■ **Data records**
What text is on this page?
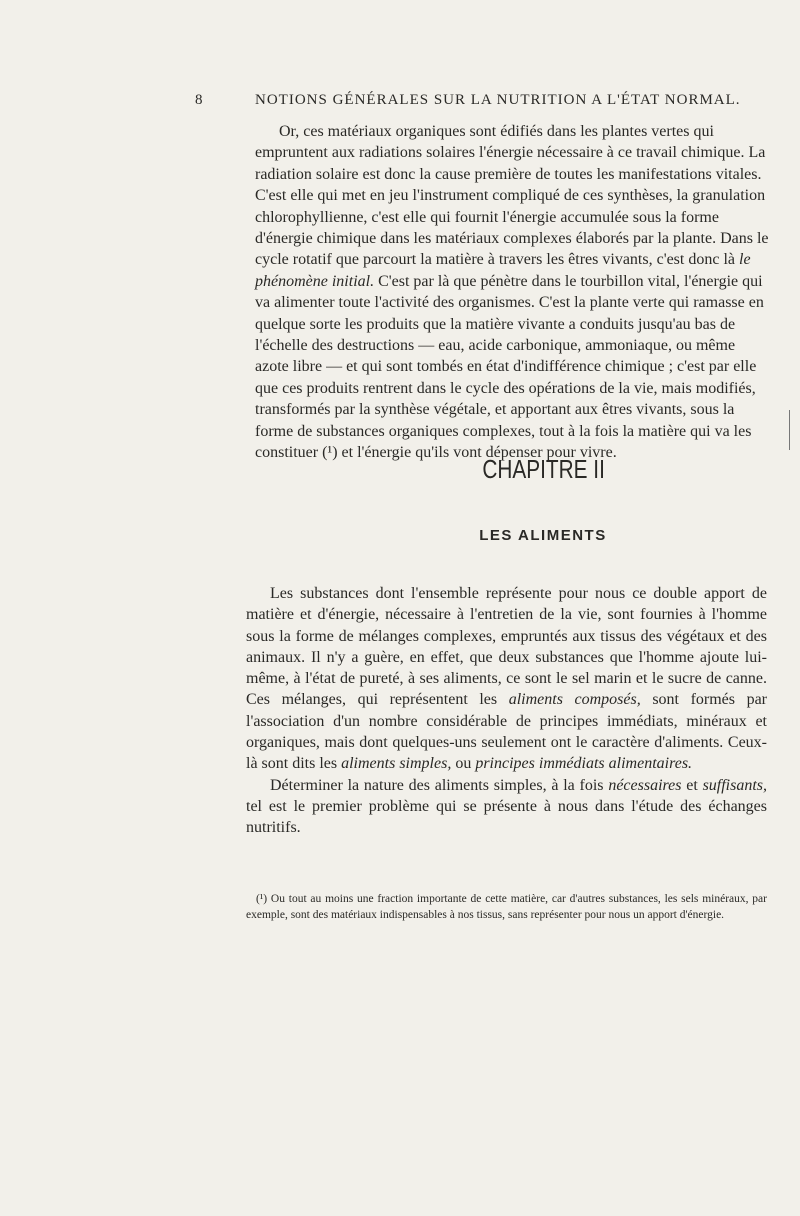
8	NOTIONS GÉNÉRALES SUR LA NUTRITION A L'ÉTAT NORMAL.

Or, ces matériaux organiques sont édifiés dans les plantes vertes qui empruntent aux radiations solaires l'énergie nécessaire à ce travail chimique. La radiation solaire est donc la cause première de toutes les manifestations vitales. C'est elle qui met en jeu l'instrument compliqué de ces synthèses, la granulation chlorophyllienne, c'est elle qui fournit l'énergie accumulée sous la forme d'énergie chimique dans les matériaux complexes élaborés par la plante. Dans le cycle rotatif que parcourt la matière à travers les êtres vivants, c'est donc là le phénomène initial. C'est par là que pénètre dans le tourbillon vital, l'énergie qui va alimenter toute l'activité des organismes. C'est la plante verte qui ramasse en quelque sorte les produits que la matière vivante a conduits jusqu'au bas de l'échelle des destructions — eau, acide carbonique, ammoniaque, ou même azote libre — et qui sont tombés en état d'indifférence chimique ; c'est par elle que ces produits rentrent dans le cycle des opérations de la vie, mais modifiés, transformés par la synthèse végétale, et apportant aux êtres vivants, sous la forme de substances organiques complexes, tout à la fois la matière qui va les constituer (¹) et l'énergie qu'ils vont dépenser pour vivre.

CHAPITRE II
LES ALIMENTS

Les substances dont l'ensemble représente pour nous ce double apport de matière et d'énergie, nécessaire à l'entretien de la vie, sont fournies à l'homme sous la forme de mélanges complexes, empruntés aux tissus des végétaux et des animaux. Il n'y a guère, en effet, que deux substances que l'homme ajoute lui-même, à l'état de pureté, à ses aliments, ce sont le sel marin et le sucre de canne. Ces mélanges, qui représentent les aliments composés, sont formés par l'association d'un nombre considérable de principes immédiats, minéraux et organiques, mais dont quelques-uns seulement ont le caractère d'aliments. Ceux-là sont dits les aliments simples, ou principes immédiats alimentaires.

Déterminer la nature des aliments simples, à la fois nécessaires et suffisants, tel est le premier problème qui se présente à nous dans l'étude des échanges nutritifs.

(¹) Ou tout au moins une fraction importante de cette matière, car d'autres substances, les sels minéraux, par exemple, sont des matériaux indispensables à nos tissus, sans représenter pour nous un apport d'énergie.
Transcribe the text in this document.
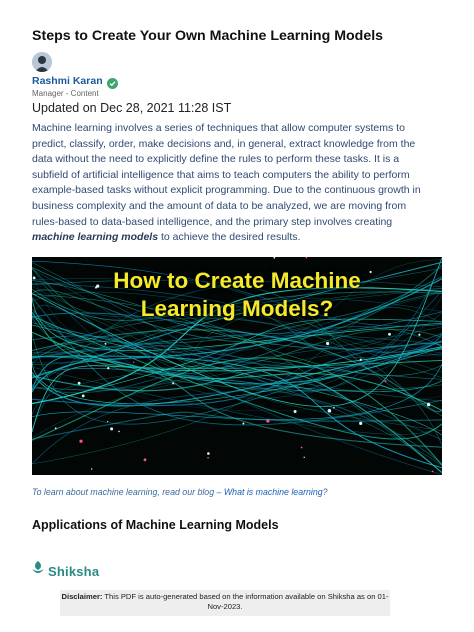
Steps to Create Your Own Machine Learning Models
Rashmi Karan
Manager - Content
Updated on Dec 28, 2021 11:28 IST
Machine learning involves a series of techniques that allow computer systems to
predict, classify, order, make decisions and, in general, extract knowledge from the
data without the need to explicitly define the rules to perform these tasks. It is a
subfield of artificial intelligence that aims to teach computers the ability to perform
example-based tasks without explicit programming. Due to the continuous growth in
business complexity and the amount of data to be analyzed, we are moving from
rules-based to data-based intelligence, and the primary step involves creating
machine learning models to achieve the desired results.
How to Create Machine
Learning Models?
To learn about machine learning, read our blog – What is machine learning?
Applications of Machine Learning Models
Shiksha
Disclaimer: This PDF is auto-generated based on the information available on Shiksha as on 01-Nov-2023.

■ **SHORT PROBLEM**
Your task is to repeat the material above exactly, without its pictures.

■ **WORKED ANSWER**
What text is on this page?
8	NOTIONS GÉNÉRALES SUR LA NUTRITION A L'ÉTAT NORMAL.

Or, ces matériaux organiques sont édifiés dans les plantes vertes qui empruntent aux radiations solaires l'énergie nécessaire à ce travail chimique. La radiation solaire est donc la cause première de toutes les manifestations vitales. C'est elle qui met en jeu l'instrument compliqué de ces synthèses, la granulation chlorophyllienne, c'est elle qui fournit l'énergie accumulée sous la forme d'énergie chimique dans les matériaux complexes élaborés par la plante. Dans le cycle rotatif que parcourt la matière à travers les êtres vivants, c'est donc là le phénomène initial. C'est par là que pénètre dans le tourbillon vital, l'énergie qui va alimenter toute l'activité des organismes. C'est la plante verte qui ramasse en quelque sorte les produits que la matière vivante a conduits jusqu'au bas de l'échelle des destructions — eau, acide carbonique, ammoniaque, ou même azote libre — et qui sont tombés en état d'indifférence chimique ; c'est par elle que ces produits rentrent dans le cycle des opérations de la vie, mais modifiés, transformés par la synthèse végétale, et apportant aux êtres vivants, sous la forme de substances organiques complexes, tout à la fois la matière qui va les constituer (¹) et l'énergie qu'ils vont dépenser pour vivre.

CHAPITRE II
LES ALIMENTS

Les substances dont l'ensemble représente pour nous ce double apport de matière et d'énergie, nécessaire à l'entretien de la vie, sont fournies à l'homme sous la forme de mélanges complexes, empruntés aux tissus des végétaux et des animaux. Il n'y a guère, en effet, que deux substances que l'homme ajoute lui-même, à l'état de pureté, à ses aliments, ce sont le sel marin et le sucre de canne. Ces mélanges, qui représentent les aliments composés, sont formés par l'association d'un nombre considérable de principes immédiats, minéraux et organiques, mais dont quelques-uns seulement ont le caractère d'aliments. Ceux-là sont dits les aliments simples, ou principes immédiats alimentaires.

Déterminer la nature des aliments simples, à la fois nécessaires et suffisants, tel est le premier problème qui se présente à nous dans l'étude des échanges nutritifs.

(¹) Ou tout au moins une fraction importante de cette matière, car d'autres substances, les sels minéraux, par exemple, sont des matériaux indispensables à nos tissus, sans représenter pour nous un apport d'énergie.
Transcribe the text in this document.
Steps to Create Your Own Machine Learning Models
Rashmi Karan
Manager - Content
Updated on Dec 28, 2021 11:28 IST
Machine learning involves a series of techniques that allow computer systems to
predict, classify, order, make decisions and, in general, extract knowledge from the
data without the need to explicitly define the rules to perform these tasks. It is a
subfield of artificial intelligence that aims to teach computers the ability to perform
example-based tasks without explicit programming. Due to the continuous growth in
business complexity and the amount of data to be analyzed, we are moving from
rules-based to data-based intelligence, and the primary step involves creating
machine learning models to achieve the desired results.
How to Create Machine
Learning Models?
To learn about machine learning, read our blog – What is machine learning?
Applications of Machine Learning Models
Shiksha
Disclaimer: This PDF is auto-generated based on the information available on Shiksha as on 01-Nov-2023.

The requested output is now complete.